Given task: All of the data that follows should be retyped exactly, please, except the pictures.

Given data:
• • •
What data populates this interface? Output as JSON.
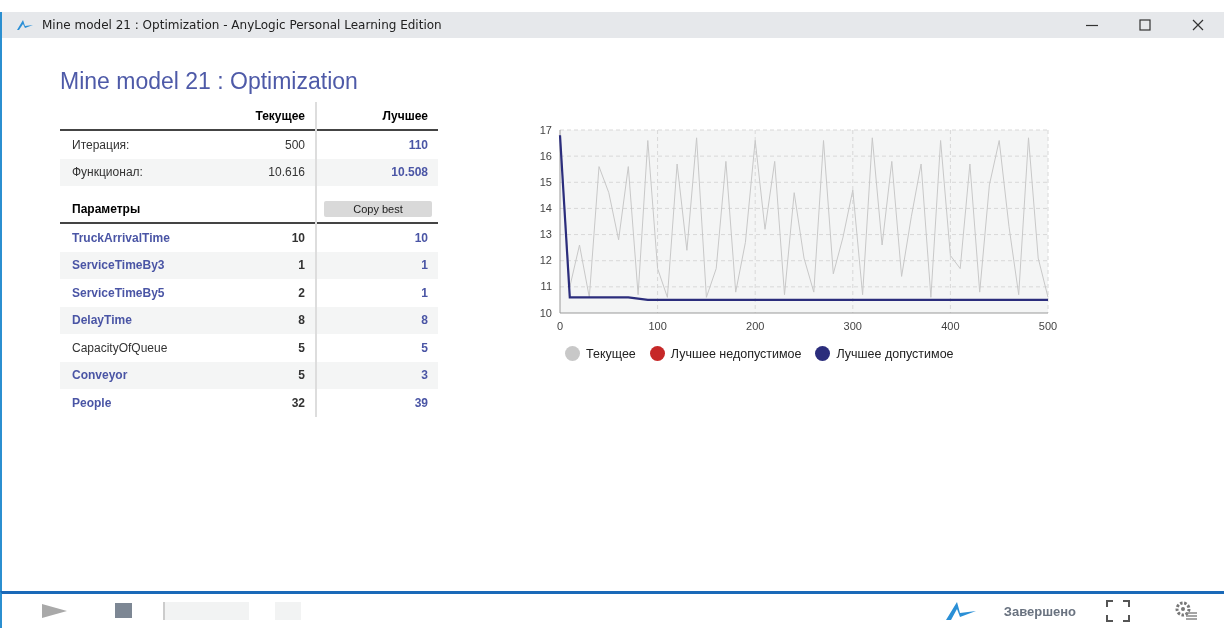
{
  "window": {
    "title": "Mine model 21 : Optimization - AnyLogic Personal Learning Edition"
  },
  "heading": "Mine model 21 : Optimization",
  "summary": {
    "columns": [
      "Текущее",
      "Лучшее"
    ],
    "rows": [
      {
        "label": "Итерация:",
        "current": "500",
        "best": "110"
      },
      {
        "label": "Функционал:",
        "current": "10.616",
        "best": "10.508"
      }
    ]
  },
  "parameters": {
    "heading": "Параметры",
    "copy_button": "Copy best",
    "rows": [
      {
        "name": "TruckArrivalTime",
        "current": "10",
        "best": "10",
        "emphasized": true
      },
      {
        "name": "ServiceTimeBy3",
        "current": "1",
        "best": "1",
        "emphasized": true
      },
      {
        "name": "ServiceTimeBy5",
        "current": "2",
        "best": "1",
        "emphasized": true
      },
      {
        "name": "DelayTime",
        "current": "8",
        "best": "8",
        "emphasized": true
      },
      {
        "name": "CapacityOfQueue",
        "current": "5",
        "best": "5",
        "emphasized": false
      },
      {
        "name": "Conveyor",
        "current": "5",
        "best": "3",
        "emphasized": true
      },
      {
        "name": "People",
        "current": "32",
        "best": "39",
        "emphasized": true
      }
    ]
  },
  "chart": {
    "chart_data": {
      "type": "line",
      "x": [
        0,
        10,
        20,
        30,
        40,
        50,
        60,
        70,
        80,
        90,
        100,
        110,
        120,
        130,
        140,
        150,
        160,
        170,
        180,
        190,
        200,
        210,
        220,
        230,
        240,
        250,
        260,
        270,
        280,
        290,
        300,
        310,
        320,
        330,
        340,
        350,
        360,
        370,
        380,
        390,
        400,
        410,
        420,
        430,
        440,
        450,
        460,
        470,
        480,
        490,
        500
      ],
      "xlim": [
        0,
        500
      ],
      "ylim": [
        10,
        17
      ],
      "xticks": [
        0,
        100,
        200,
        300,
        400,
        500
      ],
      "yticks": [
        10,
        11,
        12,
        13,
        14,
        15,
        16,
        17
      ],
      "grid": true,
      "series": [
        {
          "name": "Текущее",
          "color": "#c8c8c8",
          "values": [
            16.8,
            11.0,
            12.6,
            10.6,
            15.6,
            14.6,
            12.8,
            15.6,
            10.7,
            16.6,
            11.7,
            10.6,
            15.7,
            12.4,
            16.7,
            10.6,
            11.7,
            15.8,
            10.8,
            12.7,
            16.6,
            13.2,
            15.8,
            10.7,
            14.6,
            12.1,
            10.8,
            16.6,
            11.5,
            12.9,
            14.7,
            10.7,
            16.7,
            12.6,
            15.8,
            11.4,
            13.7,
            15.7,
            10.6,
            16.6,
            12.2,
            11.7,
            15.7,
            10.8,
            14.9,
            16.6,
            13.3,
            10.7,
            16.7,
            12.1,
            10.6
          ]
        },
        {
          "name": "Лучшее недопустимое",
          "color": "#c62828",
          "values": [
            null,
            null,
            null,
            null,
            null,
            null,
            null,
            null,
            null,
            null,
            null,
            null,
            null,
            null,
            null,
            null,
            null,
            null,
            null,
            null,
            null,
            null,
            null,
            null,
            null,
            null,
            null,
            null,
            null,
            null,
            null,
            null,
            null,
            null,
            null,
            null,
            null,
            null,
            null,
            null,
            null,
            null,
            null,
            null,
            null,
            null,
            null,
            null,
            null,
            null,
            null
          ]
        },
        {
          "name": "Лучшее допустимое",
          "color": "#2b2d7c",
          "values": [
            16.8,
            10.6,
            10.6,
            10.6,
            10.6,
            10.6,
            10.6,
            10.6,
            10.55,
            10.5,
            10.5,
            10.5,
            10.5,
            10.5,
            10.5,
            10.5,
            10.5,
            10.5,
            10.5,
            10.5,
            10.5,
            10.5,
            10.5,
            10.5,
            10.5,
            10.5,
            10.5,
            10.5,
            10.5,
            10.5,
            10.5,
            10.5,
            10.5,
            10.5,
            10.5,
            10.5,
            10.5,
            10.5,
            10.5,
            10.5,
            10.5,
            10.5,
            10.5,
            10.5,
            10.5,
            10.5,
            10.5,
            10.5,
            10.5,
            10.5,
            10.5
          ]
        }
      ]
    }
  },
  "status_bar": {
    "status": "Завершено"
  }
}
• • •
Answer to the task:
What data populates this interface? Output as JSON.
{
  "window": {
    "title": "Mine model 21 : Optimization - AnyLogic Personal Learning Edition"
  },
  "heading": "Mine model 21 : Optimization",
  "summary": {
    "columns": [
      "Текущее",
      "Лучшее"
    ],
    "rows": [
      {
        "label": "Итерация:",
        "current": "500",
        "best": "110"
      },
      {
        "label": "Функционал:",
        "current": "10.616",
        "best": "10.508"
      }
    ]
  },
  "parameters": {
    "heading": "Параметры",
    "copy_button": "Copy best",
    "rows": [
      {
        "name": "TruckArrivalTime",
        "current": "10",
        "best": "10",
        "emphasized": true
      },
      {
        "name": "ServiceTimeBy3",
        "current": "1",
        "best": "1",
        "emphasized": true
      },
      {
        "name": "ServiceTimeBy5",
        "current": "2",
        "best": "1",
        "emphasized": true
      },
      {
        "name": "DelayTime",
        "current": "8",
        "best": "8",
        "emphasized": true
      },
      {
        "name": "CapacityOfQueue",
        "current": "5",
        "best": "5",
        "emphasized": false
      },
      {
        "name": "Conveyor",
        "current": "5",
        "best": "3",
        "emphasized": true
      },
      {
        "name": "People",
        "current": "32",
        "best": "39",
        "emphasized": true
      }
    ]
  },
  "chart": {
    "chart_data": {
      "type": "line",
      "x": [
        0,
        10,
        20,
        30,
        40,
        50,
        60,
        70,
        80,
        90,
        100,
        110,
        120,
        130,
        140,
        150,
        160,
        170,
        180,
        190,
        200,
        210,
        220,
        230,
        240,
        250,
        260,
        270,
        280,
        290,
        300,
        310,
        320,
        330,
        340,
        350,
        360,
        370,
        380,
        390,
        400,
        410,
        420,
        430,
        440,
        450,
        460,
        470,
        480,
        490,
        500
      ],
      "xlim": [
        0,
        500
      ],
      "ylim": [
        10,
        17
      ],
      "xticks": [
        0,
        100,
        200,
        300,
        400,
        500
      ],
      "yticks": [
        10,
        11,
        12,
        13,
        14,
        15,
        16,
        17
      ],
      "grid": true,
      "series": [
        {
          "name": "Текущее",
          "color": "#c8c8c8",
          "values": [
            16.8,
            11.0,
            12.6,
            10.6,
            15.6,
            14.6,
            12.8,
            15.6,
            10.7,
            16.6,
            11.7,
            10.6,
            15.7,
            12.4,
            16.7,
            10.6,
            11.7,
            15.8,
            10.8,
            12.7,
            16.6,
            13.2,
            15.8,
            10.7,
            14.6,
            12.1,
            10.8,
            16.6,
            11.5,
            12.9,
            14.7,
            10.7,
            16.7,
            12.6,
            15.8,
            11.4,
            13.7,
            15.7,
            10.6,
            16.6,
            12.2,
            11.7,
            15.7,
            10.8,
            14.9,
            16.6,
            13.3,
            10.7,
            16.7,
            12.1,
            10.6
          ]
        },
        {
          "name": "Лучшее недопустимое",
          "color": "#c62828",
          "values": [
            null,
            null,
            null,
            null,
            null,
            null,
            null,
            null,
            null,
            null,
            null,
            null,
            null,
            null,
            null,
            null,
            null,
            null,
            null,
            null,
            null,
            null,
            null,
            null,
            null,
            null,
            null,
            null,
            null,
            null,
            null,
            null,
            null,
            null,
            null,
            null,
            null,
            null,
            null,
            null,
            null,
            null,
            null,
            null,
            null,
            null,
            null,
            null,
            null,
            null,
            null
          ]
        },
        {
          "name": "Лучшее допустимое",
          "color": "#2b2d7c",
          "values": [
            16.8,
            10.6,
            10.6,
            10.6,
            10.6,
            10.6,
            10.6,
            10.6,
            10.55,
            10.5,
            10.5,
            10.5,
            10.5,
            10.5,
            10.5,
            10.5,
            10.5,
            10.5,
            10.5,
            10.5,
            10.5,
            10.5,
            10.5,
            10.5,
            10.5,
            10.5,
            10.5,
            10.5,
            10.5,
            10.5,
            10.5,
            10.5,
            10.5,
            10.5,
            10.5,
            10.5,
            10.5,
            10.5,
            10.5,
            10.5,
            10.5,
            10.5,
            10.5,
            10.5,
            10.5,
            10.5,
            10.5,
            10.5,
            10.5,
            10.5,
            10.5
          ]
        }
      ]
    }
  },
  "status_bar": {
    "status": "Завершено"
  }
}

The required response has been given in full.